___ Input material ___

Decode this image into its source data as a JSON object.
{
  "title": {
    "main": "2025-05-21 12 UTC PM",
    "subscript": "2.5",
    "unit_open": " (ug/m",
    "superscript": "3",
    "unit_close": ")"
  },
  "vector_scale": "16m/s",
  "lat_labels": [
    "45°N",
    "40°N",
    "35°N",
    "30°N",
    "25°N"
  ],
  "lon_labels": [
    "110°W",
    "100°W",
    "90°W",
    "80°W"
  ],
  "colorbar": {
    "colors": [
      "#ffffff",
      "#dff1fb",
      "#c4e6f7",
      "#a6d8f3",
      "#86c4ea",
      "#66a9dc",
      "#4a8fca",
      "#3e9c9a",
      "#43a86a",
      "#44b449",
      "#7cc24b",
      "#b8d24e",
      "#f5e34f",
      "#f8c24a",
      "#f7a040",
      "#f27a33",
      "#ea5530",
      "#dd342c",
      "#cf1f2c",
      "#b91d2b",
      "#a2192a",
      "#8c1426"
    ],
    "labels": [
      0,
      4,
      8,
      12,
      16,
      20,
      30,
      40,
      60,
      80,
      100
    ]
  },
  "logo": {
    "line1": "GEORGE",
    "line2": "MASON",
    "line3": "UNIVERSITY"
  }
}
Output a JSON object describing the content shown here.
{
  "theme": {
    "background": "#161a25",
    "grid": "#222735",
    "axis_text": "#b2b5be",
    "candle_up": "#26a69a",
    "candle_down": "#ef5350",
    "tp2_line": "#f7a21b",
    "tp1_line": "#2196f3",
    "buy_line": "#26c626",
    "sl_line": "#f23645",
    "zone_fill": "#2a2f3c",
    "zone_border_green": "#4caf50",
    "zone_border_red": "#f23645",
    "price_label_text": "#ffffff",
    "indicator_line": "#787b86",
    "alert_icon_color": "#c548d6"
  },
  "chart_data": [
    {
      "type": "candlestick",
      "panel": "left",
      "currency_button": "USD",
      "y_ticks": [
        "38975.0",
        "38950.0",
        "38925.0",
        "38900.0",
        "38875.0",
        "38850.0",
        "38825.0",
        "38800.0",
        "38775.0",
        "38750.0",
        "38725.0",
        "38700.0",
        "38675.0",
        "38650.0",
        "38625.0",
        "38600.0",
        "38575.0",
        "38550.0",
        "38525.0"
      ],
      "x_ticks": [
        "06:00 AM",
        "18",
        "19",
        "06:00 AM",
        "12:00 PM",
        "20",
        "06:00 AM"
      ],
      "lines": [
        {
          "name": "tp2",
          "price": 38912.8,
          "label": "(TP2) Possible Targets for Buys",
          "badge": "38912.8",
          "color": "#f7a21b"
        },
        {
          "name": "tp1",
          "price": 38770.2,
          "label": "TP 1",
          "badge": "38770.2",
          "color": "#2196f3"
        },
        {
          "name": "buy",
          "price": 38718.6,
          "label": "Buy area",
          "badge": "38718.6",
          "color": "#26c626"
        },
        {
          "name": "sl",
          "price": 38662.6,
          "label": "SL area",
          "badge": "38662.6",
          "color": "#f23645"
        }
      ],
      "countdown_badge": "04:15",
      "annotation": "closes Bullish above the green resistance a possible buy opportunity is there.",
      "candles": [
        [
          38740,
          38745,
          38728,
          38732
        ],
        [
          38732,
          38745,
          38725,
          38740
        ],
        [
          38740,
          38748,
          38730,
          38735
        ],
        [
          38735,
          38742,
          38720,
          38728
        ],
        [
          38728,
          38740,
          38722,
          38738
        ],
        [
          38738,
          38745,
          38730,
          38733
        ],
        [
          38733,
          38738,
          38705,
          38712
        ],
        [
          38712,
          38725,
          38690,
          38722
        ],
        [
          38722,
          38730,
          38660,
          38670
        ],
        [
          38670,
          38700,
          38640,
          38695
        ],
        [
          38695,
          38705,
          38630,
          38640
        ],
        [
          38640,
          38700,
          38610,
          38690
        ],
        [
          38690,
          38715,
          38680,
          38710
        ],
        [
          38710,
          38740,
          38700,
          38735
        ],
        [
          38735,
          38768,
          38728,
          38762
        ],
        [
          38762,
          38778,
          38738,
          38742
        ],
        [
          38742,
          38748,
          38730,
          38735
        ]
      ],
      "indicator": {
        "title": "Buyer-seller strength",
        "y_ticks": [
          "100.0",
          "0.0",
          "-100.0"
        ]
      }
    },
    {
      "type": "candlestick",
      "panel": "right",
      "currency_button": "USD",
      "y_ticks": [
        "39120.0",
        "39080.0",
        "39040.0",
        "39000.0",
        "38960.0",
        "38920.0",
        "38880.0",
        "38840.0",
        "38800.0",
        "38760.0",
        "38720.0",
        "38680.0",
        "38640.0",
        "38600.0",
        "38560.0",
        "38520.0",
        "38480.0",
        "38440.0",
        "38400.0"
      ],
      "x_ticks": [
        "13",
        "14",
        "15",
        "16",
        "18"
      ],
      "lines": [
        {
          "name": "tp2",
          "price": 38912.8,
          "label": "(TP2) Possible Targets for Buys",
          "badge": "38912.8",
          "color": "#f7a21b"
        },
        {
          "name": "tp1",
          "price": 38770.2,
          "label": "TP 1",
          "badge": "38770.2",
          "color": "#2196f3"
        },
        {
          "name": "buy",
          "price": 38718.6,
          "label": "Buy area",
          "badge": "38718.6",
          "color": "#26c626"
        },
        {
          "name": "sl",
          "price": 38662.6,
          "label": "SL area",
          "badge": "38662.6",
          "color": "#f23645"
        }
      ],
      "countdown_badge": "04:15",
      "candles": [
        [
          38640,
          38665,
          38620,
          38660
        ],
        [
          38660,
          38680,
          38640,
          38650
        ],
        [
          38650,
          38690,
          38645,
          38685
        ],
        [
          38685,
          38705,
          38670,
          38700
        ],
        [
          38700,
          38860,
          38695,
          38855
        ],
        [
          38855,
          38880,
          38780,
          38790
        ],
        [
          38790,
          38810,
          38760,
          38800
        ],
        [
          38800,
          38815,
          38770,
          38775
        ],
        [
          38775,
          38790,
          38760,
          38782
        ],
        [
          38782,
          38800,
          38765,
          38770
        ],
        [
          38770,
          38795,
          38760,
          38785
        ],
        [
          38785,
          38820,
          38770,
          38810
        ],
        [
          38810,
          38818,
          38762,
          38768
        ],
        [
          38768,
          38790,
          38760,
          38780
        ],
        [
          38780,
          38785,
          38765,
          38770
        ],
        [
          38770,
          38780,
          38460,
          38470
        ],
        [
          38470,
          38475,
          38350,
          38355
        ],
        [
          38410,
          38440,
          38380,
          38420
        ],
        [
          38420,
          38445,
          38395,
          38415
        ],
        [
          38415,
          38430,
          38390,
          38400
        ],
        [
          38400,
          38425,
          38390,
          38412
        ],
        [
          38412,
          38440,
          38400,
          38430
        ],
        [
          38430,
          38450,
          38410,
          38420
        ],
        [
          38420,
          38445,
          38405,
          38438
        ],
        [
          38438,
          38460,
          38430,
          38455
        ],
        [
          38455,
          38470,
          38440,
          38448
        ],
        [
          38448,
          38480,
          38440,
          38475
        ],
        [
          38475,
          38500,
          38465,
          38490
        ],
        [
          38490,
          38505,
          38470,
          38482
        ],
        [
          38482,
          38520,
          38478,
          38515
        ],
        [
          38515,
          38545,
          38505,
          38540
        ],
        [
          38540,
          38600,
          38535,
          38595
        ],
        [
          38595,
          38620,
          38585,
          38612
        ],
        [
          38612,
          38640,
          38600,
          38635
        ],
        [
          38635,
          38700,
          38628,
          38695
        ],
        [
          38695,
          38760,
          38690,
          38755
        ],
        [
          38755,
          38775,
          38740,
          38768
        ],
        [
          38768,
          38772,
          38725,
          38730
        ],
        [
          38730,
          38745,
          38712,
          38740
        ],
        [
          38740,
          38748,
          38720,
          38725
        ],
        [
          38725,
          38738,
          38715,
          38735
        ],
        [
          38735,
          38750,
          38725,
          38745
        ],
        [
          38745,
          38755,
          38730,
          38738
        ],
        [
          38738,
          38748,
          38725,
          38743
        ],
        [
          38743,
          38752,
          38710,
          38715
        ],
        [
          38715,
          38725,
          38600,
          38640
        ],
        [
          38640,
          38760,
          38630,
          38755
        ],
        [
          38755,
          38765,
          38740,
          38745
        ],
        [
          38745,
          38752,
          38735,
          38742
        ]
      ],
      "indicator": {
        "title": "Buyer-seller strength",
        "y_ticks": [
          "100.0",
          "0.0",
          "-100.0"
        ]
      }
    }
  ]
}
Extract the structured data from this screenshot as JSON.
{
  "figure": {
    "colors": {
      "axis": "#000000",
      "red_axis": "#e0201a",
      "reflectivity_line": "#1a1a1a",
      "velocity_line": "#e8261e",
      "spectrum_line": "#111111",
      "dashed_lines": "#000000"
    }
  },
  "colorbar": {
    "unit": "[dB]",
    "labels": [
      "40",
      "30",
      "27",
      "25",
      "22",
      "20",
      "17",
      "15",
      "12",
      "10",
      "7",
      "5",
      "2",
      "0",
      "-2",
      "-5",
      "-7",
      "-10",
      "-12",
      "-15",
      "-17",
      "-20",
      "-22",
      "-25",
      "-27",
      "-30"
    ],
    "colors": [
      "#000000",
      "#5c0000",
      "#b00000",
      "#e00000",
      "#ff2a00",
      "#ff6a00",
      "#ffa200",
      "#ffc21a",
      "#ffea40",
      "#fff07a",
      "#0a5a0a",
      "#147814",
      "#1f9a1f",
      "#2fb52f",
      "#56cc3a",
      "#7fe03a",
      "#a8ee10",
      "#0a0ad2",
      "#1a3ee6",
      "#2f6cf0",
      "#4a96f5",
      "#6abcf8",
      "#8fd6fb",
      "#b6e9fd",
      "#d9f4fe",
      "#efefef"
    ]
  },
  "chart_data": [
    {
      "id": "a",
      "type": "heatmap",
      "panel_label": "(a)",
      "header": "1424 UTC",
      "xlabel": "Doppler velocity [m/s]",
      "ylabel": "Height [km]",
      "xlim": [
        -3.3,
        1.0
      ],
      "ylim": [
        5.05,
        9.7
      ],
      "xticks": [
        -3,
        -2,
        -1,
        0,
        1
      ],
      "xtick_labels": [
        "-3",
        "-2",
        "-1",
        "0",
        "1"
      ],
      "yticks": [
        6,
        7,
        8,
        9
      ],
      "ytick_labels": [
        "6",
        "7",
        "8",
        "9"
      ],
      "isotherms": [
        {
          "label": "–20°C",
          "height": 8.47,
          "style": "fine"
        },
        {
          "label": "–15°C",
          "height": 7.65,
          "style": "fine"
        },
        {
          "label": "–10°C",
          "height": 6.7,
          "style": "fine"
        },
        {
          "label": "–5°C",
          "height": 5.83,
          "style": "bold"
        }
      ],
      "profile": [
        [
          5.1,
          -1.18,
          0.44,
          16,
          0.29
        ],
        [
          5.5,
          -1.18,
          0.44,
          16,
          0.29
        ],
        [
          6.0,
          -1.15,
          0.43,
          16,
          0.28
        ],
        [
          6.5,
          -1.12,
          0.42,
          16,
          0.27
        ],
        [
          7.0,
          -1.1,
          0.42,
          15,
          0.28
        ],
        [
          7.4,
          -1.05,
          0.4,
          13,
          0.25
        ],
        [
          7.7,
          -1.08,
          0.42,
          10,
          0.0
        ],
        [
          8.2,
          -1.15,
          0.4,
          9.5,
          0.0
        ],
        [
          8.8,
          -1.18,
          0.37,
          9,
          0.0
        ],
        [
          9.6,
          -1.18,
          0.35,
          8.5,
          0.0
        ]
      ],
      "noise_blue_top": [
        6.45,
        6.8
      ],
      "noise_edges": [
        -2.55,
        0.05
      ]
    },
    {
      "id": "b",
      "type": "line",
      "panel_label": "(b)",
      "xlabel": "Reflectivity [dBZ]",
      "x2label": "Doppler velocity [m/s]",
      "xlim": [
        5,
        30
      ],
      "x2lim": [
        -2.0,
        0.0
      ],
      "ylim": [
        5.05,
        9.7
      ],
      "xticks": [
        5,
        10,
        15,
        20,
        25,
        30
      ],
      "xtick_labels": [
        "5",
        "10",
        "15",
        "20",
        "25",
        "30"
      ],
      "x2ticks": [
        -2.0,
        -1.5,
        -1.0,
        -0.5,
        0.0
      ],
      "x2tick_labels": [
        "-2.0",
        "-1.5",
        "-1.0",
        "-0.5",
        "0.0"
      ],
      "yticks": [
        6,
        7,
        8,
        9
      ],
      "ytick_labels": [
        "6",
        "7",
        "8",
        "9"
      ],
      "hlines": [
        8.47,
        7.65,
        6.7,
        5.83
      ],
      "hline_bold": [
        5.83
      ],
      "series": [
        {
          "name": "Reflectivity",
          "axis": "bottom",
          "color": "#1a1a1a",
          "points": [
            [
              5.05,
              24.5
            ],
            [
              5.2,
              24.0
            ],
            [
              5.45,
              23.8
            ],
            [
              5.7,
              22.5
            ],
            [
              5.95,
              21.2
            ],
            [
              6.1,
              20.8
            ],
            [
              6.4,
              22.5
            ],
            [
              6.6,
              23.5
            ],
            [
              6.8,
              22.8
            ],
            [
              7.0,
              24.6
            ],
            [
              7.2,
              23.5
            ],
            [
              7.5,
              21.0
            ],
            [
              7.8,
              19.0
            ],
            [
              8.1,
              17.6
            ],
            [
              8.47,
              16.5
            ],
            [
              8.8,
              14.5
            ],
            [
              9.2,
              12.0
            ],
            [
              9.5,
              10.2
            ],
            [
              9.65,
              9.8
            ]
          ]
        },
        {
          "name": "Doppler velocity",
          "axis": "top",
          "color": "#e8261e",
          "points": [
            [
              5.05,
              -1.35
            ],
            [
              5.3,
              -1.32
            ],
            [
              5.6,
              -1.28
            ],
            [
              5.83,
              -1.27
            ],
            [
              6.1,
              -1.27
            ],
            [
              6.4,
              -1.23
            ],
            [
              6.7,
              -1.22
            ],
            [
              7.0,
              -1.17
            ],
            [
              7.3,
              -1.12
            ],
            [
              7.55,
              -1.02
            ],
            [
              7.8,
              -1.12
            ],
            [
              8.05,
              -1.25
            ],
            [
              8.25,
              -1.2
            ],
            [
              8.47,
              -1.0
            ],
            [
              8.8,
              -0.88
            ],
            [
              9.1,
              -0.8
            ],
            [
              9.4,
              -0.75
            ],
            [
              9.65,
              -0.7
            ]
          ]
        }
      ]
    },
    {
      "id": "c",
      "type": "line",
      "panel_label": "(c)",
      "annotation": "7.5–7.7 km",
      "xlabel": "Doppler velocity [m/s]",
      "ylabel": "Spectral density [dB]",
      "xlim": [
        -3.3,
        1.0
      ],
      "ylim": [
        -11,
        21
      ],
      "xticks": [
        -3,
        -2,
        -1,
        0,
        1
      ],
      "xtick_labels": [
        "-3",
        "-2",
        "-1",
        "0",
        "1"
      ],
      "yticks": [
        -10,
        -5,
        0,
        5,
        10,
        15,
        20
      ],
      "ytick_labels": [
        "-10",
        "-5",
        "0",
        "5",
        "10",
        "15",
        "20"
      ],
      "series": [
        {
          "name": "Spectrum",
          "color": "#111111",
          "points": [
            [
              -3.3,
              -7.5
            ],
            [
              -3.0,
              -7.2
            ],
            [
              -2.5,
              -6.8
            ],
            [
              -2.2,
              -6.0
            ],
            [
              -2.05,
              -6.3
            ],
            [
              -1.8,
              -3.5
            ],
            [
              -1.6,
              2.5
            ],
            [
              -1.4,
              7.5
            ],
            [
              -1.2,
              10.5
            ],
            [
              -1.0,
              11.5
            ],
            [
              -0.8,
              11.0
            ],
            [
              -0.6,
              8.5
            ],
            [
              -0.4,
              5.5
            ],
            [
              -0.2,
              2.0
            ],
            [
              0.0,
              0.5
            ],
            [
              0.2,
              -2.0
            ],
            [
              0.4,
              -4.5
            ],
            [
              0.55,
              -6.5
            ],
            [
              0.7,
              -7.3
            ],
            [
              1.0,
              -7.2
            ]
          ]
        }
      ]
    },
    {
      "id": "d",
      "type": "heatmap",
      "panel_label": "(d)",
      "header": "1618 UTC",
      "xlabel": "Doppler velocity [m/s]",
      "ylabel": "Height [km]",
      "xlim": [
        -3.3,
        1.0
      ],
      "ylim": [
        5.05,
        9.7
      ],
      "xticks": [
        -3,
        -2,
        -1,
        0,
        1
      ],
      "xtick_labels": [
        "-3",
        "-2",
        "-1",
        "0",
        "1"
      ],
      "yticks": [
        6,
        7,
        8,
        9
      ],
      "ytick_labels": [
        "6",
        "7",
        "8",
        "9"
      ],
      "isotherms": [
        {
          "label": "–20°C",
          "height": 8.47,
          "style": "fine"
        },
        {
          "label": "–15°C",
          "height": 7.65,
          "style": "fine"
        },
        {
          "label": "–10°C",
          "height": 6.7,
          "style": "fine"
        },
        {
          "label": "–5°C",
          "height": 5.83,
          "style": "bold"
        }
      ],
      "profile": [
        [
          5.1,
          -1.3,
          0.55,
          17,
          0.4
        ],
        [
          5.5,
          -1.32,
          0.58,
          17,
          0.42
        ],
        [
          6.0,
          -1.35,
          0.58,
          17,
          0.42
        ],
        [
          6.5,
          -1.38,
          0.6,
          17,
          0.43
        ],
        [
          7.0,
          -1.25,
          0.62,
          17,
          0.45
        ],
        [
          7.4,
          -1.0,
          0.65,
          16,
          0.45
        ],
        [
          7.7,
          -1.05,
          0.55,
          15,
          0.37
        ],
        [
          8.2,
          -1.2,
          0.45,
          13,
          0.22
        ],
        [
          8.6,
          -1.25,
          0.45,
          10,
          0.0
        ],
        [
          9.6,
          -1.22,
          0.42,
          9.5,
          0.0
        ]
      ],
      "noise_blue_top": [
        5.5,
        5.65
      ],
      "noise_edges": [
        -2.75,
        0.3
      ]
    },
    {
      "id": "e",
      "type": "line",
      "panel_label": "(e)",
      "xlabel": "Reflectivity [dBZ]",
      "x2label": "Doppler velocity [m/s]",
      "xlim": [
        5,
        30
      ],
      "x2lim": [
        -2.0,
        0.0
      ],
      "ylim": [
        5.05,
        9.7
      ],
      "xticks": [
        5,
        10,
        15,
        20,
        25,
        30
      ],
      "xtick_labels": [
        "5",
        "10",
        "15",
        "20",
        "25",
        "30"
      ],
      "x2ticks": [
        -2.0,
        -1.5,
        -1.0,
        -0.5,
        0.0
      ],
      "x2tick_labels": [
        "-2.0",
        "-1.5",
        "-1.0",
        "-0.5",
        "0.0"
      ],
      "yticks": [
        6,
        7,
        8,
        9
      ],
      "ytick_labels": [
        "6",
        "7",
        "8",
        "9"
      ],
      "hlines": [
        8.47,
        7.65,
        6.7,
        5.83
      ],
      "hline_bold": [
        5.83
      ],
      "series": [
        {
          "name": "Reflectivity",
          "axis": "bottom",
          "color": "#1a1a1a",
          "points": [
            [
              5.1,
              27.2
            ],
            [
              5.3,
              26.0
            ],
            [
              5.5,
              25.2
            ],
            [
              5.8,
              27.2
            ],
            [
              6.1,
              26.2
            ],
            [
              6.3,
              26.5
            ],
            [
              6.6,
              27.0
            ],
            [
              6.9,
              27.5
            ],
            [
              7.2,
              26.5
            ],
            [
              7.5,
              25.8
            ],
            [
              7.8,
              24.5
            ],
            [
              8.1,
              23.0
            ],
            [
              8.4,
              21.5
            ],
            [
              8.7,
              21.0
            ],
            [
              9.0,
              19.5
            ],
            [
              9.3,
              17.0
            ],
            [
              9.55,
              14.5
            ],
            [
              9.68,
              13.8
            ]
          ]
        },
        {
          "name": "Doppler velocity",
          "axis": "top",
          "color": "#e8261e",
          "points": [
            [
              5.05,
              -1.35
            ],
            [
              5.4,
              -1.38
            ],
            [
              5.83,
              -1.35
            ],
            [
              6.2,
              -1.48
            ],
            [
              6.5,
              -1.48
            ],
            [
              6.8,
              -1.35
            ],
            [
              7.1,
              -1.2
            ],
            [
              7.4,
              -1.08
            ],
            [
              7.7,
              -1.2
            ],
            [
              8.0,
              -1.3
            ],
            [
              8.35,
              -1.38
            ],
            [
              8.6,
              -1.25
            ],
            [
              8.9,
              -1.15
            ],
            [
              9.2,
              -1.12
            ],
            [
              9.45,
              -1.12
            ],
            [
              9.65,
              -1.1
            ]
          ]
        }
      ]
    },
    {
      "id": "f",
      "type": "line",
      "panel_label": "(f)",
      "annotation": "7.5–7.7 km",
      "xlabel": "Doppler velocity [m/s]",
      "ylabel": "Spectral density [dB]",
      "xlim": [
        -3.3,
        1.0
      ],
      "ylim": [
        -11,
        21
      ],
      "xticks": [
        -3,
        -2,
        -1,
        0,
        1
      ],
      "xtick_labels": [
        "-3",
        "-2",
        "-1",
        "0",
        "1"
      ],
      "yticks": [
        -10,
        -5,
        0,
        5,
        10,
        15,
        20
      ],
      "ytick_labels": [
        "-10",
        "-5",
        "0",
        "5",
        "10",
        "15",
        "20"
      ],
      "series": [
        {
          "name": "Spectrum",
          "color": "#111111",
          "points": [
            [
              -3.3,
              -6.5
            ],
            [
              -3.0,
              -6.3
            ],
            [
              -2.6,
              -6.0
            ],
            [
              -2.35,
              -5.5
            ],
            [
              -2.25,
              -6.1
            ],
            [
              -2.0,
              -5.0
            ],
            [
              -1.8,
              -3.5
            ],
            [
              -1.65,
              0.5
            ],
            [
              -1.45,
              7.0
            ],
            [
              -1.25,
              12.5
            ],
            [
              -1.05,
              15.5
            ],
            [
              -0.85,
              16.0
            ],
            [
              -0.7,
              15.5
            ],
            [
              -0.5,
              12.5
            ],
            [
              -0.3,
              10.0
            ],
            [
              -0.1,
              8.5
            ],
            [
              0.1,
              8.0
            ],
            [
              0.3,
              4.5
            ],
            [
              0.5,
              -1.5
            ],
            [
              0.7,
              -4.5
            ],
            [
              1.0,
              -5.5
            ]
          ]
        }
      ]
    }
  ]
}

___

- [What you should do]: Your answer should be a single number: the count of lines that contain "object".

- [Output for this task]: 2